[Figure collection entries]
— Begin —

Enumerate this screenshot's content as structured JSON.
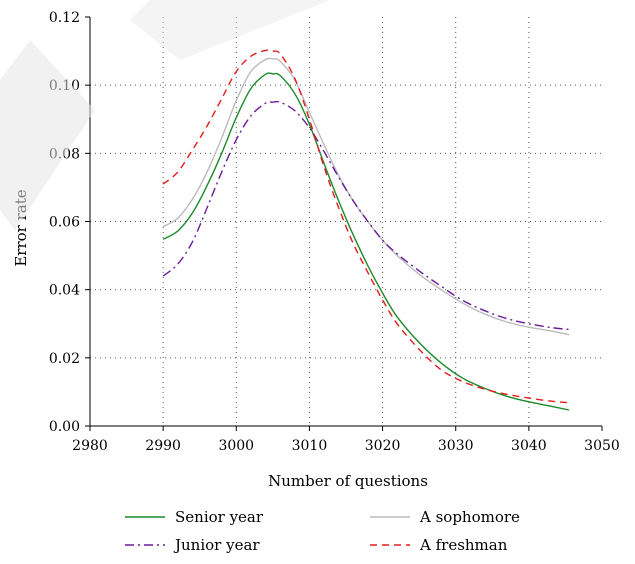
{
  "chart_data": {
    "type": "line",
    "title": "",
    "xlabel": "Number of questions",
    "ylabel": "Error rate",
    "xlim": [
      2980,
      3050
    ],
    "ylim": [
      0,
      0.12
    ],
    "xticks": [
      2980,
      2990,
      3000,
      3010,
      3020,
      3030,
      3040,
      3050
    ],
    "yticks": [
      0.0,
      0.02,
      0.04,
      0.06,
      0.08,
      0.1,
      0.12
    ],
    "xtick_labels": [
      "2980",
      "2990",
      "3000",
      "3010",
      "3020",
      "3030",
      "3040",
      "3050"
    ],
    "ytick_labels": [
      "0.00",
      "0.02",
      "0.04",
      "0.06",
      "0.08",
      "0.10",
      "0.12"
    ],
    "grid": "dotted",
    "legend_position": "bottom",
    "series": [
      {
        "name": "Senior year",
        "color": "#1a8a2a",
        "dash": "solid",
        "x": [
          2990,
          2992,
          2994,
          2996,
          2998,
          3000,
          3002,
          3004,
          3005,
          3006,
          3008,
          3010,
          3012,
          3014,
          3016,
          3018,
          3020,
          3022,
          3025,
          3028,
          3031,
          3034,
          3037,
          3040,
          3043,
          3045.5
        ],
        "y": [
          0.0548,
          0.0572,
          0.0625,
          0.0705,
          0.08,
          0.0905,
          0.099,
          0.1032,
          0.1033,
          0.1028,
          0.0975,
          0.0885,
          0.077,
          0.066,
          0.056,
          0.047,
          0.039,
          0.032,
          0.0245,
          0.0185,
          0.014,
          0.011,
          0.0087,
          0.0071,
          0.0058,
          0.0047
        ]
      },
      {
        "name": "A sophomore",
        "color": "#bbbbbb",
        "dash": "solid",
        "x": [
          2990,
          2992,
          2994,
          2996,
          2998,
          3000,
          3002,
          3004,
          3005,
          3006,
          3008,
          3010,
          3012,
          3014,
          3016,
          3018,
          3020,
          3022,
          3025,
          3028,
          3031,
          3034,
          3037,
          3040,
          3043,
          3045.5
        ],
        "y": [
          0.0585,
          0.061,
          0.0665,
          0.0745,
          0.0845,
          0.0955,
          0.104,
          0.1075,
          0.1077,
          0.107,
          0.1015,
          0.092,
          0.0825,
          0.0735,
          0.066,
          0.06,
          0.0545,
          0.05,
          0.0445,
          0.04,
          0.036,
          0.0328,
          0.0305,
          0.029,
          0.0279,
          0.0268
        ]
      },
      {
        "name": "Junior year",
        "color": "#6a1b9a",
        "dash": "dashdot",
        "x": [
          2990,
          2992,
          2994,
          2996,
          2998,
          3000,
          3002,
          3004,
          3005,
          3006,
          3008,
          3010,
          3012,
          3014,
          3016,
          3018,
          3020,
          3022,
          3025,
          3028,
          3031,
          3034,
          3037,
          3040,
          3043,
          3045.5
        ],
        "y": [
          0.044,
          0.0475,
          0.054,
          0.064,
          0.0745,
          0.084,
          0.091,
          0.0947,
          0.095,
          0.095,
          0.0925,
          0.0875,
          0.0805,
          0.073,
          0.066,
          0.06,
          0.0545,
          0.0505,
          0.0455,
          0.041,
          0.0368,
          0.0338,
          0.0315,
          0.03,
          0.0289,
          0.0283
        ]
      },
      {
        "name": "A freshman",
        "color": "#e41a1c",
        "dash": "dashed",
        "x": [
          2990,
          2992,
          2994,
          2996,
          2998,
          3000,
          3002,
          3004,
          3005,
          3006,
          3008,
          3010,
          3012,
          3014,
          3016,
          3018,
          3020,
          3022,
          3025,
          3028,
          3031,
          3034,
          3037,
          3040,
          3043,
          3045.5
        ],
        "y": [
          0.071,
          0.0745,
          0.081,
          0.088,
          0.096,
          0.104,
          0.1085,
          0.1102,
          0.11,
          0.1092,
          0.102,
          0.09,
          0.076,
          0.064,
          0.0535,
          0.045,
          0.037,
          0.03,
          0.0225,
          0.0165,
          0.013,
          0.0108,
          0.0093,
          0.0082,
          0.0073,
          0.0068
        ]
      }
    ]
  }
}
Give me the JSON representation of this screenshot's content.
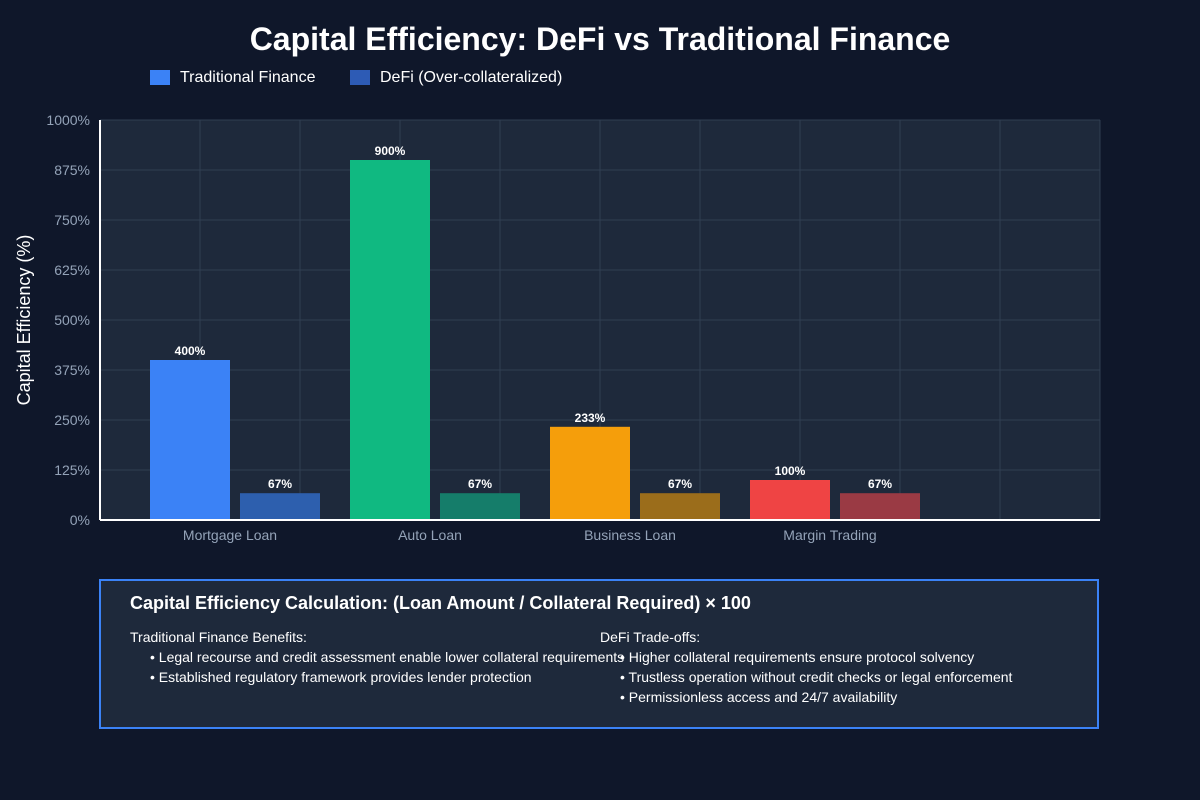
{
  "chart_data": {
    "type": "bar",
    "title": "Capital Efficiency: DeFi vs Traditional Finance",
    "xlabel": "",
    "ylabel": "Capital Efficiency (%)",
    "ylim": [
      0,
      1000
    ],
    "yticks": [
      "0%",
      "125%",
      "250%",
      "375%",
      "500%",
      "625%",
      "750%",
      "875%",
      "1000%"
    ],
    "ytick_values": [
      0,
      125,
      250,
      375,
      500,
      625,
      750,
      875,
      1000
    ],
    "grid": true,
    "legend_position": "top-left",
    "categories": [
      "Mortgage Loan",
      "Auto Loan",
      "Business Loan",
      "Margin Trading"
    ],
    "series": [
      {
        "name": "Traditional Finance",
        "values": [
          400,
          900,
          233,
          100
        ],
        "labels": [
          "400%",
          "900%",
          "233%",
          "100%"
        ],
        "legend_color": "#3b82f6",
        "colors": [
          "#3b82f6",
          "#10b981",
          "#f59e0b",
          "#ef4444"
        ]
      },
      {
        "name": "DeFi (Over-collateralized)",
        "values": [
          67,
          67,
          67,
          67
        ],
        "labels": [
          "67%",
          "67%",
          "67%",
          "67%"
        ],
        "legend_color": "#2d5bb5",
        "colors": [
          "#2d5fae",
          "#157d6a",
          "#9b6d1b",
          "#9a3a44"
        ]
      }
    ]
  },
  "info": {
    "title": "Capital Efficiency Calculation: (Loan Amount / Collateral Required) × 100",
    "left": {
      "heading": "Traditional Finance Benefits:",
      "items": [
        "• Legal recourse and credit assessment enable lower collateral requirements",
        "• Established regulatory framework provides lender protection"
      ]
    },
    "right": {
      "heading": "DeFi Trade-offs:",
      "items": [
        "• Higher collateral requirements ensure protocol solvency",
        "• Trustless operation without credit checks or legal enforcement",
        "• Permissionless access and 24/7 availability"
      ]
    }
  },
  "colors": {
    "background": "#0f172a",
    "plot_background": "#1e293b",
    "grid": "#334155",
    "axis_text": "#94a3b8",
    "accent": "#3b82f6"
  }
}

— End —

### [Exercise brief]
Gather up every line from the listing above in which the word "requirements" occurs.

### [Answer for the task]
        "• Legal recourse and credit assessment enable lower collateral requirements",
        "• Higher collateral requirements ensure protocol solvency",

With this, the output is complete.